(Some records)
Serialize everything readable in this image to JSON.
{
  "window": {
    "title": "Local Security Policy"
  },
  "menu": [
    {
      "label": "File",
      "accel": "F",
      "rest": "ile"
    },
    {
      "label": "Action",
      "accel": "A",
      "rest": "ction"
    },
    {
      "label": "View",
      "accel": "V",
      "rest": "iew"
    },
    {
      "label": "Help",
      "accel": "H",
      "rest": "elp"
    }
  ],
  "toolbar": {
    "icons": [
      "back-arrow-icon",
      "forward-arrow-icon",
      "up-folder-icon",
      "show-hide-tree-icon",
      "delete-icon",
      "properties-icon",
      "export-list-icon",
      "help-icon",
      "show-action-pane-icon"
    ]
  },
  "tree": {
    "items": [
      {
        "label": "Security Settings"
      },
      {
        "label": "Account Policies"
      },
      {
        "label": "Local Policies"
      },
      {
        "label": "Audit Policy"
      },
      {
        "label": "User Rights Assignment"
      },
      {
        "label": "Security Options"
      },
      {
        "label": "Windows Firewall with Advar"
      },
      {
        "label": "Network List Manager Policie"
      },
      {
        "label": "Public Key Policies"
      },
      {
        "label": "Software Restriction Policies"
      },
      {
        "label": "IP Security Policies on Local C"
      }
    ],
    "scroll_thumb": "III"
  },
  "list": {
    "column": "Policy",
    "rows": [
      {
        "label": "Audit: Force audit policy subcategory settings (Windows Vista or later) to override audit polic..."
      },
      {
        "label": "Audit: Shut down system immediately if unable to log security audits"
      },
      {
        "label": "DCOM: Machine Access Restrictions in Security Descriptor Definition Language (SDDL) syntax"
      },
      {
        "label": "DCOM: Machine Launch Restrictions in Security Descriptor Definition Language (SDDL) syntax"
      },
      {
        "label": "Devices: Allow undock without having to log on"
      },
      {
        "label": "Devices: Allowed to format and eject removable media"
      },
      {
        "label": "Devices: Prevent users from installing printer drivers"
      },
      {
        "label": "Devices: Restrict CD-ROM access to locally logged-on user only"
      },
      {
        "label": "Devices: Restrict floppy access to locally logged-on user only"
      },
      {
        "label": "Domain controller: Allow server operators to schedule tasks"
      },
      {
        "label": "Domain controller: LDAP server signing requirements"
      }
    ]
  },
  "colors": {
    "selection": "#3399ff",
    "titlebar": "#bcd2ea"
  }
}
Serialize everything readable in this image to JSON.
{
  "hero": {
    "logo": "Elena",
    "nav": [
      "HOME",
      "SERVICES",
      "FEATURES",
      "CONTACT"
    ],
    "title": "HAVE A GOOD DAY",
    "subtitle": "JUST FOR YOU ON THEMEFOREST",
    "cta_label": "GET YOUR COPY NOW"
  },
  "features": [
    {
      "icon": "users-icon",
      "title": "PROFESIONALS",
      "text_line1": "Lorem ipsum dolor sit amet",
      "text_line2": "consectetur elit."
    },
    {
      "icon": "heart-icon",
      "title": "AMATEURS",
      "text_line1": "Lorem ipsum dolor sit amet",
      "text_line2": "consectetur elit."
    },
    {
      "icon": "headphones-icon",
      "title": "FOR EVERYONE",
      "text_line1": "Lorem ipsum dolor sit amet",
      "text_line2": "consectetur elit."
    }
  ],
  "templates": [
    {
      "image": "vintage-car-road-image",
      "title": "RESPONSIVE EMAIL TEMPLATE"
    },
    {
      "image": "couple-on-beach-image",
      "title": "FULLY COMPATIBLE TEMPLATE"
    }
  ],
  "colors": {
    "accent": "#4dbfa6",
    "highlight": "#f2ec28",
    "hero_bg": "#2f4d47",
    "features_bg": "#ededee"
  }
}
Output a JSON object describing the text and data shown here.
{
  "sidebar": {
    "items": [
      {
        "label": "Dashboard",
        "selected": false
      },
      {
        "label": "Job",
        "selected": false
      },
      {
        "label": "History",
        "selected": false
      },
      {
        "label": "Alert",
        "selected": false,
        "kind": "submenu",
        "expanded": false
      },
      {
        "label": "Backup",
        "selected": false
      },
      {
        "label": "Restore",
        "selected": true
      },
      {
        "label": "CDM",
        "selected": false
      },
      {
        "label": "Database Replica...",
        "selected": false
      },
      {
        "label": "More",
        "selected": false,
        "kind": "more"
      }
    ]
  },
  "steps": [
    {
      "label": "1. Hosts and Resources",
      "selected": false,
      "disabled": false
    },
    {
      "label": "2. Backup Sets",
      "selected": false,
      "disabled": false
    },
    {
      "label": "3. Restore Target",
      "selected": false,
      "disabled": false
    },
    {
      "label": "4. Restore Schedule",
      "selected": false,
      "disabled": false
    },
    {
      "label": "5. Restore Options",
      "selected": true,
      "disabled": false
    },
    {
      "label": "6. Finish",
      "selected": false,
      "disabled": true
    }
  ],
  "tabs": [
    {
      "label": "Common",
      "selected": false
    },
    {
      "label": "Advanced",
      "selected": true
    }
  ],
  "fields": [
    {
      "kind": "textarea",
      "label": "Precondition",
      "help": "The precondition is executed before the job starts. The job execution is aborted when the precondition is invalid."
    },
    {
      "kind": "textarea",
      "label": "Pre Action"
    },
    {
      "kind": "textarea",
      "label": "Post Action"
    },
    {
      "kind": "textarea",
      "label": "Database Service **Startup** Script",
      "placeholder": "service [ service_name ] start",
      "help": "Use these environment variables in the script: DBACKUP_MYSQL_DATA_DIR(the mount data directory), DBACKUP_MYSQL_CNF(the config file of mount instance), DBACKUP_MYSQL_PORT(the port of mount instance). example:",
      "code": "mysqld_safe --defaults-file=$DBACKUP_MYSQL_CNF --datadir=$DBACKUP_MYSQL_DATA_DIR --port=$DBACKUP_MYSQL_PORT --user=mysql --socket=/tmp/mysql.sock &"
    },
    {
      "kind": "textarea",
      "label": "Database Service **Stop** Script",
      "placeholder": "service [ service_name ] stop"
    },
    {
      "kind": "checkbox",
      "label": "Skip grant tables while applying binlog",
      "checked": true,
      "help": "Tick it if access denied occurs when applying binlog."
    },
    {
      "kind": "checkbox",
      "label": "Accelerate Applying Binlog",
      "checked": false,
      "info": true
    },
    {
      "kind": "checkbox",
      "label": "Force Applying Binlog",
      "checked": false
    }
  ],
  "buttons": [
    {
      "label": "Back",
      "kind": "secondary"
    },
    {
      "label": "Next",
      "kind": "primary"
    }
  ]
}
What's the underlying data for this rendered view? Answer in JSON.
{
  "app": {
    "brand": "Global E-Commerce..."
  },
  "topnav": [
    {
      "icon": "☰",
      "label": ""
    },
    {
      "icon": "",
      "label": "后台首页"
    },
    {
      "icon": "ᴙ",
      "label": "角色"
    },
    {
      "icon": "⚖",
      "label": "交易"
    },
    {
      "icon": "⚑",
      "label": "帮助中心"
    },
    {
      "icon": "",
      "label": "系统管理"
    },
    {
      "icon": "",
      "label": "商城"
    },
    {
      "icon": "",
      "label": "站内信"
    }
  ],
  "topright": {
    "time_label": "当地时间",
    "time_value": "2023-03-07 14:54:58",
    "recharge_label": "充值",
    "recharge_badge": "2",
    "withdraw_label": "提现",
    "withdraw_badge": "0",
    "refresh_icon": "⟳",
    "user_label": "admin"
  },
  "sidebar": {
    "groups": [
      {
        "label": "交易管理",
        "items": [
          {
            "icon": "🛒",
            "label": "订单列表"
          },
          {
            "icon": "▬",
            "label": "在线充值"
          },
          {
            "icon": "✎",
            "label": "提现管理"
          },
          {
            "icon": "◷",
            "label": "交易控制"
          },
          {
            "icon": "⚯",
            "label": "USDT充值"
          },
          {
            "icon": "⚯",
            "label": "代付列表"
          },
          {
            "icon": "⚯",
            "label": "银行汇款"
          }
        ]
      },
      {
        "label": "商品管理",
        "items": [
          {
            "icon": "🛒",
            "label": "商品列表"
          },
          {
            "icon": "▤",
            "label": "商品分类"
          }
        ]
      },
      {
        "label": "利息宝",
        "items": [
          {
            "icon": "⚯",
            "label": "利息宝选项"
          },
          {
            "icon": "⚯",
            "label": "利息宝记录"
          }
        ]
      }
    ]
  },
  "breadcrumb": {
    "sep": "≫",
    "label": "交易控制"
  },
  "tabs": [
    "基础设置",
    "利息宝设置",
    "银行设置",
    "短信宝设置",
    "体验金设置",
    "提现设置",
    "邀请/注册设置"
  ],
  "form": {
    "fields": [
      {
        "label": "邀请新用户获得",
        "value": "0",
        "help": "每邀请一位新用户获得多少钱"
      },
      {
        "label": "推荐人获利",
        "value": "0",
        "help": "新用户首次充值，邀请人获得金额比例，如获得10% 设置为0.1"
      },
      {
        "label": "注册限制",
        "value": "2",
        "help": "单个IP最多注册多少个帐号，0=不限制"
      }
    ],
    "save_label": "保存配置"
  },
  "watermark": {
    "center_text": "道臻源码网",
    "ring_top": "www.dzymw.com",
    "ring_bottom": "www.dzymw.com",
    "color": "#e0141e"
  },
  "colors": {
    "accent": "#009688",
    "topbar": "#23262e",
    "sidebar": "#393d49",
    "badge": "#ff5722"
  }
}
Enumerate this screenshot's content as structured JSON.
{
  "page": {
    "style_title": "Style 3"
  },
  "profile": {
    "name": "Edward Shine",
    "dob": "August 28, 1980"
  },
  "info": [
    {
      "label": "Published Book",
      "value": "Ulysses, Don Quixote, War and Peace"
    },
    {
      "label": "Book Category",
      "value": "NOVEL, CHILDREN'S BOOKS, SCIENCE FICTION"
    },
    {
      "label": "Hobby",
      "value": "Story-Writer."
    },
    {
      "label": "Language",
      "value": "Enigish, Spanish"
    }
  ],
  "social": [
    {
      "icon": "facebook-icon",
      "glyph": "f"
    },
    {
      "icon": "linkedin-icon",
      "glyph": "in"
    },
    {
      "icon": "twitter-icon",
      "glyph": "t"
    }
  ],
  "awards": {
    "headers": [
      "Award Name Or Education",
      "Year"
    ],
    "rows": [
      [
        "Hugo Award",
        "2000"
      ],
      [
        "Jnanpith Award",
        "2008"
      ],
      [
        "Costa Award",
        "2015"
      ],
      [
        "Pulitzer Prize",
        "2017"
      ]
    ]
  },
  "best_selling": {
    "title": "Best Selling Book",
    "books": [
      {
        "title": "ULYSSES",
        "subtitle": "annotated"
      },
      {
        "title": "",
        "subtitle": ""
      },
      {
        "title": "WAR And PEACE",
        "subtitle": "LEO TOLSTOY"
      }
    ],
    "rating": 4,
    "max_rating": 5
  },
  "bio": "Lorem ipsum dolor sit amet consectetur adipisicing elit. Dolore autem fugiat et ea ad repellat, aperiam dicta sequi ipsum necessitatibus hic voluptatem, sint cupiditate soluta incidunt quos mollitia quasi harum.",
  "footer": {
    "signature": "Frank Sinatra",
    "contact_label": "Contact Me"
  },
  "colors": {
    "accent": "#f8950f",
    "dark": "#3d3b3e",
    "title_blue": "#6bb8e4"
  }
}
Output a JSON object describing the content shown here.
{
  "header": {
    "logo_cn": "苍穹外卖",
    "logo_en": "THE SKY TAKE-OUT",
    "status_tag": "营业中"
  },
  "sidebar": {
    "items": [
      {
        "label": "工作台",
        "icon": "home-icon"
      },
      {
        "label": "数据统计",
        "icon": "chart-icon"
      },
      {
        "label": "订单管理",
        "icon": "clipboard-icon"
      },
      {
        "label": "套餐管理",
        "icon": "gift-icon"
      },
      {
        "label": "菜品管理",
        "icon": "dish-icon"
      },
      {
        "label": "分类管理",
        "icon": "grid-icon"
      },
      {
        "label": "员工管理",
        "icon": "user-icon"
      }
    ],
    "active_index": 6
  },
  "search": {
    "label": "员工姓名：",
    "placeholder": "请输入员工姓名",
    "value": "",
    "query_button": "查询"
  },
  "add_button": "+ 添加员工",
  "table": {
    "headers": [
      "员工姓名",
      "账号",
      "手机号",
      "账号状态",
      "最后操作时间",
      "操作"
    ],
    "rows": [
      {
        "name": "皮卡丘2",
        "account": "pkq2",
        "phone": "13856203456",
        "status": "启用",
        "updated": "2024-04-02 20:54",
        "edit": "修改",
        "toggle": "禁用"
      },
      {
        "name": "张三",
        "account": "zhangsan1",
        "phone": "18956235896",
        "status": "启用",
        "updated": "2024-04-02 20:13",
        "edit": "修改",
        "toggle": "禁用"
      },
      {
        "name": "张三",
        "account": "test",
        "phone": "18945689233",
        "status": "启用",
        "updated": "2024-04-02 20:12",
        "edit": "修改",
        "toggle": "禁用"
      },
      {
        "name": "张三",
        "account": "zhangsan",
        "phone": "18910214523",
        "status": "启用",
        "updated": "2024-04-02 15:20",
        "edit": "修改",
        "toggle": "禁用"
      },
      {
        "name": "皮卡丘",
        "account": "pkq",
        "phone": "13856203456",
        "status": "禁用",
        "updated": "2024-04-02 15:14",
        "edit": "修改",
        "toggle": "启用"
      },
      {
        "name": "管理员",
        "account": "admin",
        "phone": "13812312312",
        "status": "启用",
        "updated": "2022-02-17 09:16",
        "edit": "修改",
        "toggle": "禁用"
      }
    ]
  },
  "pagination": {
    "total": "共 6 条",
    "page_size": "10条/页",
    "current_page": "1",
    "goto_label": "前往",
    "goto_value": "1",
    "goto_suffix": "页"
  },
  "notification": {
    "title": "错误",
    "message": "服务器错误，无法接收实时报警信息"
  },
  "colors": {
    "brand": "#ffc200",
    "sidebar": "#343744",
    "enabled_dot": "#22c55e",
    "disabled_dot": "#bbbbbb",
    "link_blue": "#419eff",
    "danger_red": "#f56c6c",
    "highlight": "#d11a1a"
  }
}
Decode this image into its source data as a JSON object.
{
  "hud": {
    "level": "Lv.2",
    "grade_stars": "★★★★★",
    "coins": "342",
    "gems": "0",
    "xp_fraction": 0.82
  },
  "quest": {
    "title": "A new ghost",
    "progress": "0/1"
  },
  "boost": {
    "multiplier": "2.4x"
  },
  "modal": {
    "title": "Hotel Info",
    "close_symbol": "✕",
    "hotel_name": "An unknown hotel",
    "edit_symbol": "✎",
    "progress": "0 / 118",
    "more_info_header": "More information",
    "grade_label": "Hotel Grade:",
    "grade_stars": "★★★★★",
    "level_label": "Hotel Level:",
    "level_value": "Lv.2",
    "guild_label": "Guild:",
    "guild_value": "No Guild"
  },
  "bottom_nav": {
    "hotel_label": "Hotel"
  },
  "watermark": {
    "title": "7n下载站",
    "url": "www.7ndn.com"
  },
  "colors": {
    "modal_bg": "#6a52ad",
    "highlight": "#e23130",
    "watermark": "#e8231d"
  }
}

■ GIVEN TASK
Every line above that contains the word "JSON" should be reported.

■ THE REPLY
Serialize everything readable in this image to JSON.
Serialize everything readable in this image to JSON.
Output a JSON object describing the text and data shown here.
What's the underlying data for this rendered view? Answer in JSON.
Enumerate this screenshot's content as structured JSON.
Output a JSON object describing the content shown here.
Decode this image into its source data as a JSON object.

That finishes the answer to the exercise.